• [Task brief] Reproduce all entries precisely, down to the last character.

• [Recorded data]
===
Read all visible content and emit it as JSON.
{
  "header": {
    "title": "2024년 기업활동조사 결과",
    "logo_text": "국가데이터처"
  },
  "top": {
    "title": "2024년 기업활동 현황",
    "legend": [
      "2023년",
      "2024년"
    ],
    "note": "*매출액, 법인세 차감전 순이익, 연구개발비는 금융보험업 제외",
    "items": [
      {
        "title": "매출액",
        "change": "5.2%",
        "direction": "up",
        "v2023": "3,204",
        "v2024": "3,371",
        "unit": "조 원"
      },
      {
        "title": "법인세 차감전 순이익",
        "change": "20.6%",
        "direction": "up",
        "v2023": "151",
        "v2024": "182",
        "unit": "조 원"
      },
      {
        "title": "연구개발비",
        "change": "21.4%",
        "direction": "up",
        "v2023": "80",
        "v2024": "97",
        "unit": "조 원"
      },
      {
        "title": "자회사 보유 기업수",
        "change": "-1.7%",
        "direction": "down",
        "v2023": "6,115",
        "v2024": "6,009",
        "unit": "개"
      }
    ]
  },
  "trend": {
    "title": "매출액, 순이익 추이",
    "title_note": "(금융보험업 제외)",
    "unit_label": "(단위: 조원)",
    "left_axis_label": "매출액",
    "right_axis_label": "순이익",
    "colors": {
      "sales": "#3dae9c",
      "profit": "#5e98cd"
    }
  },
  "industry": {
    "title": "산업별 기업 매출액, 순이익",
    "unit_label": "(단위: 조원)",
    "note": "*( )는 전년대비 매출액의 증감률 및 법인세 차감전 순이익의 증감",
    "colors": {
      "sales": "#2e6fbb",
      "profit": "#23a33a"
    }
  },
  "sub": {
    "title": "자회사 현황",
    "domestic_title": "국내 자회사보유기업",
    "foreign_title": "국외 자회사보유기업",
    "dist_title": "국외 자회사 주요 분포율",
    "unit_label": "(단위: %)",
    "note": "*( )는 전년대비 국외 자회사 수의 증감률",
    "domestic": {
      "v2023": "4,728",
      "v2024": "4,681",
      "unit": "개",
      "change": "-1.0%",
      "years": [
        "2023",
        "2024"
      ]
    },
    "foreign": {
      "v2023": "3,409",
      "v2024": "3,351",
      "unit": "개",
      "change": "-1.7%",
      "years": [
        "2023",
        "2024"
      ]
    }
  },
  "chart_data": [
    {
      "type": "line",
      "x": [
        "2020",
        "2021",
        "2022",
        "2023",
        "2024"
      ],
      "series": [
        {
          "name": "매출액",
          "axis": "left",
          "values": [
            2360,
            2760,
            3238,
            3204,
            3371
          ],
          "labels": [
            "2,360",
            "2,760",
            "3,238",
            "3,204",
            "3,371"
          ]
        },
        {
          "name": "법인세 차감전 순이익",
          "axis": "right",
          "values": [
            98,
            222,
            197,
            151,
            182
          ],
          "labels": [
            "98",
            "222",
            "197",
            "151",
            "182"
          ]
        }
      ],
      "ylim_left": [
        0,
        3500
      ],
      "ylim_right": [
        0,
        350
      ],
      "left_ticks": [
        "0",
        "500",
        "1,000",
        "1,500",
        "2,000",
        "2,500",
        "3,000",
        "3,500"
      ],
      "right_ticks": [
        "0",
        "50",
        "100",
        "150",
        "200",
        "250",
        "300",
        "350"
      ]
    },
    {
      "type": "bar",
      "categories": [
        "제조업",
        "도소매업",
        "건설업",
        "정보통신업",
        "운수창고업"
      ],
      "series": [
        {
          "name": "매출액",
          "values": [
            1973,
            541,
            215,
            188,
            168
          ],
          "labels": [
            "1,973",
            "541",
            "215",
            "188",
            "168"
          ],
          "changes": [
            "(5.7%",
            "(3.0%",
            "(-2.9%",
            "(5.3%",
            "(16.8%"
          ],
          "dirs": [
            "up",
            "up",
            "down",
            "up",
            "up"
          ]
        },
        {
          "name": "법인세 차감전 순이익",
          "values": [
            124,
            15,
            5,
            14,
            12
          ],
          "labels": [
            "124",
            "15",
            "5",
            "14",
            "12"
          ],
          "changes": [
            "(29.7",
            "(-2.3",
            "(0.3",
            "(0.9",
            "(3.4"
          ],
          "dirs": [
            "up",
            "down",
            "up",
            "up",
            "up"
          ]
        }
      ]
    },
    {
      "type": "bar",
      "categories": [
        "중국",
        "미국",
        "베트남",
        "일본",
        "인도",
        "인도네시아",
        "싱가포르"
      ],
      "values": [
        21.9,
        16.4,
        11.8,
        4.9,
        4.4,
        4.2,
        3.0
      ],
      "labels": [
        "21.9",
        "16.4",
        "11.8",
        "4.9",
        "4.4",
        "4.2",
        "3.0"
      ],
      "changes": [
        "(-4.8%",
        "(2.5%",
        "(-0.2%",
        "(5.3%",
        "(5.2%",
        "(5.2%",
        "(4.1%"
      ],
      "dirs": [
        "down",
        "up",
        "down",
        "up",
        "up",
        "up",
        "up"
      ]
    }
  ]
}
===
• [Answer to the exercise]
Read all visible content and emit it as JSON.
{
  "header": {
    "title": "2024년 기업활동조사 결과",
    "logo_text": "국가데이터처"
  },
  "top": {
    "title": "2024년 기업활동 현황",
    "legend": [
      "2023년",
      "2024년"
    ],
    "note": "*매출액, 법인세 차감전 순이익, 연구개발비는 금융보험업 제외",
    "items": [
      {
        "title": "매출액",
        "change": "5.2%",
        "direction": "up",
        "v2023": "3,204",
        "v2024": "3,371",
        "unit": "조 원"
      },
      {
        "title": "법인세 차감전 순이익",
        "change": "20.6%",
        "direction": "up",
        "v2023": "151",
        "v2024": "182",
        "unit": "조 원"
      },
      {
        "title": "연구개발비",
        "change": "21.4%",
        "direction": "up",
        "v2023": "80",
        "v2024": "97",
        "unit": "조 원"
      },
      {
        "title": "자회사 보유 기업수",
        "change": "-1.7%",
        "direction": "down",
        "v2023": "6,115",
        "v2024": "6,009",
        "unit": "개"
      }
    ]
  },
  "trend": {
    "title": "매출액, 순이익 추이",
    "title_note": "(금융보험업 제외)",
    "unit_label": "(단위: 조원)",
    "left_axis_label": "매출액",
    "right_axis_label": "순이익",
    "colors": {
      "sales": "#3dae9c",
      "profit": "#5e98cd"
    }
  },
  "industry": {
    "title": "산업별 기업 매출액, 순이익",
    "unit_label": "(단위: 조원)",
    "note": "*( )는 전년대비 매출액의 증감률 및 법인세 차감전 순이익의 증감",
    "colors": {
      "sales": "#2e6fbb",
      "profit": "#23a33a"
    }
  },
  "sub": {
    "title": "자회사 현황",
    "domestic_title": "국내 자회사보유기업",
    "foreign_title": "국외 자회사보유기업",
    "dist_title": "국외 자회사 주요 분포율",
    "unit_label": "(단위: %)",
    "note": "*( )는 전년대비 국외 자회사 수의 증감률",
    "domestic": {
      "v2023": "4,728",
      "v2024": "4,681",
      "unit": "개",
      "change": "-1.0%",
      "years": [
        "2023",
        "2024"
      ]
    },
    "foreign": {
      "v2023": "3,409",
      "v2024": "3,351",
      "unit": "개",
      "change": "-1.7%",
      "years": [
        "2023",
        "2024"
      ]
    }
  },
  "chart_data": [
    {
      "type": "line",
      "x": [
        "2020",
        "2021",
        "2022",
        "2023",
        "2024"
      ],
      "series": [
        {
          "name": "매출액",
          "axis": "left",
          "values": [
            2360,
            2760,
            3238,
            3204,
            3371
          ],
          "labels": [
            "2,360",
            "2,760",
            "3,238",
            "3,204",
            "3,371"
          ]
        },
        {
          "name": "법인세 차감전 순이익",
          "axis": "right",
          "values": [
            98,
            222,
            197,
            151,
            182
          ],
          "labels": [
            "98",
            "222",
            "197",
            "151",
            "182"
          ]
        }
      ],
      "ylim_left": [
        0,
        3500
      ],
      "ylim_right": [
        0,
        350
      ],
      "left_ticks": [
        "0",
        "500",
        "1,000",
        "1,500",
        "2,000",
        "2,500",
        "3,000",
        "3,500"
      ],
      "right_ticks": [
        "0",
        "50",
        "100",
        "150",
        "200",
        "250",
        "300",
        "350"
      ]
    },
    {
      "type": "bar",
      "categories": [
        "제조업",
        "도소매업",
        "건설업",
        "정보통신업",
        "운수창고업"
      ],
      "series": [
        {
          "name": "매출액",
          "values": [
            1973,
            541,
            215,
            188,
            168
          ],
          "labels": [
            "1,973",
            "541",
            "215",
            "188",
            "168"
          ],
          "changes": [
            "(5.7%",
            "(3.0%",
            "(-2.9%",
            "(5.3%",
            "(16.8%"
          ],
          "dirs": [
            "up",
            "up",
            "down",
            "up",
            "up"
          ]
        },
        {
          "name": "법인세 차감전 순이익",
          "values": [
            124,
            15,
            5,
            14,
            12
          ],
          "labels": [
            "124",
            "15",
            "5",
            "14",
            "12"
          ],
          "changes": [
            "(29.7",
            "(-2.3",
            "(0.3",
            "(0.9",
            "(3.4"
          ],
          "dirs": [
            "up",
            "down",
            "up",
            "up",
            "up"
          ]
        }
      ]
    },
    {
      "type": "bar",
      "categories": [
        "중국",
        "미국",
        "베트남",
        "일본",
        "인도",
        "인도네시아",
        "싱가포르"
      ],
      "values": [
        21.9,
        16.4,
        11.8,
        4.9,
        4.4,
        4.2,
        3.0
      ],
      "labels": [
        "21.9",
        "16.4",
        "11.8",
        "4.9",
        "4.4",
        "4.2",
        "3.0"
      ],
      "changes": [
        "(-4.8%",
        "(2.5%",
        "(-0.2%",
        "(5.3%",
        "(5.2%",
        "(5.2%",
        "(4.1%"
      ],
      "dirs": [
        "down",
        "up",
        "down",
        "up",
        "up",
        "up",
        "up"
      ]
    }
  ]
}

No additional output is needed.